Objective: Scan the entries below for the word "JSON". Copy each line that has it.

────────────────────

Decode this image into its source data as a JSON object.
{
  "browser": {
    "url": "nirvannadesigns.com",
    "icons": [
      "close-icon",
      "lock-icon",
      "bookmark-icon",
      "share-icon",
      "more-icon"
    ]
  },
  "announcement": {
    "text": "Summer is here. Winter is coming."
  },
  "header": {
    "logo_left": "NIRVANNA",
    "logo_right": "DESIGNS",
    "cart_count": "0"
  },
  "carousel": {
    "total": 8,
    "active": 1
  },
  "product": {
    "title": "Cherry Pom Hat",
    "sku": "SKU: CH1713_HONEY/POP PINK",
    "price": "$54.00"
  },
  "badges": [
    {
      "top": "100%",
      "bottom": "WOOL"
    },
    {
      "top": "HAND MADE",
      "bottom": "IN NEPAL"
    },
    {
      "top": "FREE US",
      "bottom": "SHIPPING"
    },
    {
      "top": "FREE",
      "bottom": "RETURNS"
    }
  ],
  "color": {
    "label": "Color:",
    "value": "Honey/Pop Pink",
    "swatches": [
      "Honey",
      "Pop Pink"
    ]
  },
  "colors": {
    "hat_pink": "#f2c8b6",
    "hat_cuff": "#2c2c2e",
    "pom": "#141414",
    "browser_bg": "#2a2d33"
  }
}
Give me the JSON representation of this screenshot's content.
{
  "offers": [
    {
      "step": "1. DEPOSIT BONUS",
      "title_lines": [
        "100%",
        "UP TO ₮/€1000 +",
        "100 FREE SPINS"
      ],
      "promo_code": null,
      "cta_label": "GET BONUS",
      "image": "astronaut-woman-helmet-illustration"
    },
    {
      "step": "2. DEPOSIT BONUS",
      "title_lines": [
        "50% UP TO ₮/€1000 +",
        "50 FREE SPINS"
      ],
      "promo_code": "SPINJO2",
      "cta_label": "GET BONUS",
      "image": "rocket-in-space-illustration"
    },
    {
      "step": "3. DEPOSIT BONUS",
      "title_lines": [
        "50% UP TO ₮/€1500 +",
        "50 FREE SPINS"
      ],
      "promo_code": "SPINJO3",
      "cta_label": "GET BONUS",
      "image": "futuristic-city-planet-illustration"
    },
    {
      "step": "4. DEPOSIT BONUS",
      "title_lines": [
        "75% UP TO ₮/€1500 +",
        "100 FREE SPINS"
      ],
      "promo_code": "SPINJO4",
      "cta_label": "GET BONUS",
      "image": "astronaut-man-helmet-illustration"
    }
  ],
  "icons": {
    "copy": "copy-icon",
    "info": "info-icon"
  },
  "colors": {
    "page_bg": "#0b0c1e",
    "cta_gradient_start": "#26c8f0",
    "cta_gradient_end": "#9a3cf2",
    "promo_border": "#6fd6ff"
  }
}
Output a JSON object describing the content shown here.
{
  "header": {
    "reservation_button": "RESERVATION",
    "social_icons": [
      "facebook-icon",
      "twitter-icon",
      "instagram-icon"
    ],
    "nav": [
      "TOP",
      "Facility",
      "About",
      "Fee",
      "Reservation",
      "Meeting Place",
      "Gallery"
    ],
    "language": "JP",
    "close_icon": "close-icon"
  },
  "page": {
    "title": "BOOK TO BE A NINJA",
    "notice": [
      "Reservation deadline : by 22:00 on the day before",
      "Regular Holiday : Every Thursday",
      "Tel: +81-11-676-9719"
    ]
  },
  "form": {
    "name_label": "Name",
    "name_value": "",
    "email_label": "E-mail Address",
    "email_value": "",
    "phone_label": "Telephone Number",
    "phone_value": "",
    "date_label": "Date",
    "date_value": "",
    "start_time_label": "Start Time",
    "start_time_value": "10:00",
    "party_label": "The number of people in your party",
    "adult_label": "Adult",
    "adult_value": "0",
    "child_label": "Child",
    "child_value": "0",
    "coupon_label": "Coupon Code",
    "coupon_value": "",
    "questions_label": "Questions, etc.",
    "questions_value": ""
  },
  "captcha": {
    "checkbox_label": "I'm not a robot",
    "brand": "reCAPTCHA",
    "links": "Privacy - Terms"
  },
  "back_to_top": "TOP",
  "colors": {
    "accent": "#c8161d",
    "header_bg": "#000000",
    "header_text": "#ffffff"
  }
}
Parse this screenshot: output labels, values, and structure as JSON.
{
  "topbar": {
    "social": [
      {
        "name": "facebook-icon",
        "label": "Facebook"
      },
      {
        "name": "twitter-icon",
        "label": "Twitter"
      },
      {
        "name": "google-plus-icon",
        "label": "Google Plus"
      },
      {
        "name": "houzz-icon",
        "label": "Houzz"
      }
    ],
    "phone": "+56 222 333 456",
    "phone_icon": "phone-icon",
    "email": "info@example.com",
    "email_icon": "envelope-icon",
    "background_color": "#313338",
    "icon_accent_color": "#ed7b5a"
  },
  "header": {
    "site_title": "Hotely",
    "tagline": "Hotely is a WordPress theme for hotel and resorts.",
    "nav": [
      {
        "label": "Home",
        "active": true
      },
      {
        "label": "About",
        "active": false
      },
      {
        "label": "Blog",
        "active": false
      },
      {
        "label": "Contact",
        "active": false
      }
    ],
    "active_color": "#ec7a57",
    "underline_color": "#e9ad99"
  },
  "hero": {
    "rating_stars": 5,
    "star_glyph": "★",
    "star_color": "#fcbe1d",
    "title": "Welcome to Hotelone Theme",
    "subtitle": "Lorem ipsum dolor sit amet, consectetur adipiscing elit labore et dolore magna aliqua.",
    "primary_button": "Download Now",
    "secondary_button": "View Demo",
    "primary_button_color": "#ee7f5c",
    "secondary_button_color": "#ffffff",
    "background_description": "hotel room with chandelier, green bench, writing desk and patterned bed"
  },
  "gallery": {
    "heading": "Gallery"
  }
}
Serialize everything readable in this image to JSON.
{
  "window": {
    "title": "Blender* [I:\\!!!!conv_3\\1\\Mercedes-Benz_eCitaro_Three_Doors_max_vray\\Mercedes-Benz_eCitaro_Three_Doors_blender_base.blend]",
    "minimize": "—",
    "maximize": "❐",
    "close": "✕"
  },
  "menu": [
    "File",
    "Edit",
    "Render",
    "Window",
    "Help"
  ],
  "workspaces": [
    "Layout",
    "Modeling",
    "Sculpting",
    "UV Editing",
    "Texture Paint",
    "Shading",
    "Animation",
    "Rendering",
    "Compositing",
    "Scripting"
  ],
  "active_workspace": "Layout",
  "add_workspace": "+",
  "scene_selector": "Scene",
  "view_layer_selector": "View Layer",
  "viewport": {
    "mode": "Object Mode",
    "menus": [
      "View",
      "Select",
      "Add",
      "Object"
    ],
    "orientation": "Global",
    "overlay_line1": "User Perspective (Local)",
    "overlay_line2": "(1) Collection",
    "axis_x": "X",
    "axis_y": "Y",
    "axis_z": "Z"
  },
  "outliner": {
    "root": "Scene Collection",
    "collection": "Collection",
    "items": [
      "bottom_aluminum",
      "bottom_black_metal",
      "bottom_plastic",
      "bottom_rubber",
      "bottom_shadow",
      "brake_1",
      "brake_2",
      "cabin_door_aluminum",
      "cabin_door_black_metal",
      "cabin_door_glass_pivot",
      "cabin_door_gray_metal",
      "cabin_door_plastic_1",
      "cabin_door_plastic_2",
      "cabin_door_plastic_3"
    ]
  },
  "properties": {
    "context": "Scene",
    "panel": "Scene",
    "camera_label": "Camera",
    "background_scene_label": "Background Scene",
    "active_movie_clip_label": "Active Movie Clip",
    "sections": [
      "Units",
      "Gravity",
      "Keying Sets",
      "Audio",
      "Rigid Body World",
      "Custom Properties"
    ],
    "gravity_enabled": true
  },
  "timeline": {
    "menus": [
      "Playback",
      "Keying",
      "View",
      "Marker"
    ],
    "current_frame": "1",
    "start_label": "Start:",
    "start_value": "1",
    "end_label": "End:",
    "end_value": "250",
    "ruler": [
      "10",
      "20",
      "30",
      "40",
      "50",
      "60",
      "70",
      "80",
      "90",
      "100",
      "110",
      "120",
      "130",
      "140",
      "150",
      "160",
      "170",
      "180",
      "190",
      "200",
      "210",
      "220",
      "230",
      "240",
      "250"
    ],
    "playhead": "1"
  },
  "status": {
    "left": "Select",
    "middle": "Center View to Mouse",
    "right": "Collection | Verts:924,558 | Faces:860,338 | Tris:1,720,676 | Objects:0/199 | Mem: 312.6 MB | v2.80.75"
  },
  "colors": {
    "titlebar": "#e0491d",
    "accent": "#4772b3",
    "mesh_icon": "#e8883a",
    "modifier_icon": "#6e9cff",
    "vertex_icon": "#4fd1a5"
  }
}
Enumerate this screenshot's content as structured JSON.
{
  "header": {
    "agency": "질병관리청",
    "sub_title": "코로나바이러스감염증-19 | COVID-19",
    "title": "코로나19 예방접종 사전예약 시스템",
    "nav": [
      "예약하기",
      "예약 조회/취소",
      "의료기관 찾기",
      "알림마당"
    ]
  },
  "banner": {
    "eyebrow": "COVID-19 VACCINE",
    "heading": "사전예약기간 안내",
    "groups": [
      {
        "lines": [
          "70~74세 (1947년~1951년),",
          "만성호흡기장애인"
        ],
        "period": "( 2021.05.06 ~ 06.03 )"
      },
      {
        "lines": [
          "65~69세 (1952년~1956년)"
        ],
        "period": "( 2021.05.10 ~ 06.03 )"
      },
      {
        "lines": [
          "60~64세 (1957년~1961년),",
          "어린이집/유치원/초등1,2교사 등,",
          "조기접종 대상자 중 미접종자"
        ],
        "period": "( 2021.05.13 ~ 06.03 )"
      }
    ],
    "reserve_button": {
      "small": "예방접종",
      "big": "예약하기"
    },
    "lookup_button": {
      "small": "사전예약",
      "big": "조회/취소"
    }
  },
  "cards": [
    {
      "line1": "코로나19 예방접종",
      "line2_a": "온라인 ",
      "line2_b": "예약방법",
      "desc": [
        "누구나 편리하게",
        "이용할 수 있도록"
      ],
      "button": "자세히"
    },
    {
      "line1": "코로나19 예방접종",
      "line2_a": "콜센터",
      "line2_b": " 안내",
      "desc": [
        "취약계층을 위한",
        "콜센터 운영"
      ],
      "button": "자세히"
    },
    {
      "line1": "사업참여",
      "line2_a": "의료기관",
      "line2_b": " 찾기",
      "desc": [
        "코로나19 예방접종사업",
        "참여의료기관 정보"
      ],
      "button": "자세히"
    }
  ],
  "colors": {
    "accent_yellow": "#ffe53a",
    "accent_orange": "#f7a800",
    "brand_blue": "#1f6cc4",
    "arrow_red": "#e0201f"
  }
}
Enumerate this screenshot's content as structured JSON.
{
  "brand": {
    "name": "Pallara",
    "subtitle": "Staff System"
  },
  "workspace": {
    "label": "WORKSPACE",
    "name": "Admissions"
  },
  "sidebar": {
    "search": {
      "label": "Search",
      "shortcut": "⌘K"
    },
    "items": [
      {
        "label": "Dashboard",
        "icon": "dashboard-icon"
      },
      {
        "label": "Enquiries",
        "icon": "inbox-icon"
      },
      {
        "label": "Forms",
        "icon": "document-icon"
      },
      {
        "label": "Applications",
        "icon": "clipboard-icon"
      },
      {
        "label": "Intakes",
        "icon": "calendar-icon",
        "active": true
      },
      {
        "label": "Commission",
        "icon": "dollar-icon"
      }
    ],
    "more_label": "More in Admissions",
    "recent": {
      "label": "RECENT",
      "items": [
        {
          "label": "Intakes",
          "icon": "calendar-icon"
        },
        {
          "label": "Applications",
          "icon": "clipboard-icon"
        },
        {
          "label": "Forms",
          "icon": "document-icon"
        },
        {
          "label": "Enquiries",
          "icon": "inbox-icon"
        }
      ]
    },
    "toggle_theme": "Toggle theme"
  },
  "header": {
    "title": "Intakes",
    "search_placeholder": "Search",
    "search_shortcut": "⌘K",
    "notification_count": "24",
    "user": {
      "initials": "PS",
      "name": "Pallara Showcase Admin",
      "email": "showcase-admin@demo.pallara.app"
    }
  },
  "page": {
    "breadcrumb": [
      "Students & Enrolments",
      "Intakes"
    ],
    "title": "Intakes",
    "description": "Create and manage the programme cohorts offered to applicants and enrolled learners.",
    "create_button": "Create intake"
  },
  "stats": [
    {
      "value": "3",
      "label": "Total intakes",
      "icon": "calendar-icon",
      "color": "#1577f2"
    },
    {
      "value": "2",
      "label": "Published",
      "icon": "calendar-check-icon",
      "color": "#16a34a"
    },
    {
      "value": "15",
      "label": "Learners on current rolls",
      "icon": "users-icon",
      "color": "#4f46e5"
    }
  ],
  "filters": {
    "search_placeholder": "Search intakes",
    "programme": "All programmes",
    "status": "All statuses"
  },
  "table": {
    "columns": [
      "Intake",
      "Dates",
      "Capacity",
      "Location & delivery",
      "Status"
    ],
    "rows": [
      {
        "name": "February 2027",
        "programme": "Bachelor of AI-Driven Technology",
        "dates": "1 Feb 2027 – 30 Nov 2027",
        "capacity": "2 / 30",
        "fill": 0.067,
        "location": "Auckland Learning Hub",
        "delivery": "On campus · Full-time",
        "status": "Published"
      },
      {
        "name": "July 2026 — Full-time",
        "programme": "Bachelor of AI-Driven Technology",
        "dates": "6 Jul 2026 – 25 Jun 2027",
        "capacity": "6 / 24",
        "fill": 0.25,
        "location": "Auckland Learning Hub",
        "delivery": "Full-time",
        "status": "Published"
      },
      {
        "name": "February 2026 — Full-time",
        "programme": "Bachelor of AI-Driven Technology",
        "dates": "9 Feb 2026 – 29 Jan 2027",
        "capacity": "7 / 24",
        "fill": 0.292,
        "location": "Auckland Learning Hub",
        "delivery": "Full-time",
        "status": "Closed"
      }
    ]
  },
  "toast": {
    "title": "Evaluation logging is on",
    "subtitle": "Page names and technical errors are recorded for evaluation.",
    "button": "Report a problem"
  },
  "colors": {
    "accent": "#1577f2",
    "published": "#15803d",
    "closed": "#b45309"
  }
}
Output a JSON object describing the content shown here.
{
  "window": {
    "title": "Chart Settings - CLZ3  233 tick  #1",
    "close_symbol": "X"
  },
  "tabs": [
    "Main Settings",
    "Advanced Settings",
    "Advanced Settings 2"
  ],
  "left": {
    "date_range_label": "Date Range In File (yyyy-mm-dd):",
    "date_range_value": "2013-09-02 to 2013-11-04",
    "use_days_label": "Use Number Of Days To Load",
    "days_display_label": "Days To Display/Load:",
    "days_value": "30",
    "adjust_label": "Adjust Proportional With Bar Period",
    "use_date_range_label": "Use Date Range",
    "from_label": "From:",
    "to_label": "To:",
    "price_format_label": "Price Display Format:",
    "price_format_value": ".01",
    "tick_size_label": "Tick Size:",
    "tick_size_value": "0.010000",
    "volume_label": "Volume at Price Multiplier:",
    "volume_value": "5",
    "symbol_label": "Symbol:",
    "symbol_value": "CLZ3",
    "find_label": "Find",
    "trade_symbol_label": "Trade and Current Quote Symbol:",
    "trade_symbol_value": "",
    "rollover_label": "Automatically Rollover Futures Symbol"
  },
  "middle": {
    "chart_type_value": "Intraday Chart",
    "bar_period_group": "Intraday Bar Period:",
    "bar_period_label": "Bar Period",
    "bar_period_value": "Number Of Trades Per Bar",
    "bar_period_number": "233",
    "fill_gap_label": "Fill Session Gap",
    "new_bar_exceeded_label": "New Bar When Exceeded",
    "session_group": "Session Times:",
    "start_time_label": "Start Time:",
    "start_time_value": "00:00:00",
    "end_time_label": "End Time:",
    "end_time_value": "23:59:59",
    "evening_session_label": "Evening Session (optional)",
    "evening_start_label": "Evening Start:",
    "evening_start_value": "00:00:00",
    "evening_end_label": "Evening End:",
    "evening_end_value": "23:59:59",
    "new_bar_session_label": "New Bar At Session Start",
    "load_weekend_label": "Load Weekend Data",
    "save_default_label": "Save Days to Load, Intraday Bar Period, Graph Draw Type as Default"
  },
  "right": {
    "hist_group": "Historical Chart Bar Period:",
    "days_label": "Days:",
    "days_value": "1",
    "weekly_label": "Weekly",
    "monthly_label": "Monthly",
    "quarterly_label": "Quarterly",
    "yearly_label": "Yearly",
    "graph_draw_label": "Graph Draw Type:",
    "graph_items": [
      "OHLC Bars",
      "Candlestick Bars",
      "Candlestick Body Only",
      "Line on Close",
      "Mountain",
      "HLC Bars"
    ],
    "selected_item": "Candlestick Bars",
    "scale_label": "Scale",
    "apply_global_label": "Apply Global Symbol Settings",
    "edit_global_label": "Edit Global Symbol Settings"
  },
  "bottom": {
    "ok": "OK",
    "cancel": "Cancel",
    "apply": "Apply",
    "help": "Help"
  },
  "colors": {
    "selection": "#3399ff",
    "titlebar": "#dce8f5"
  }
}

────────────────────

Task output:
Decode this image into its source data as a JSON object.
Give me the JSON representation of this screenshot's content.
Output a JSON object describing the content shown here.
Parse this screenshot: output labels, values, and structure as JSON.
Serialize everything readable in this image to JSON.
Enumerate this screenshot's content as structured JSON.
Enumerate this screenshot's content as structured JSON.
Output a JSON object describing the content shown here.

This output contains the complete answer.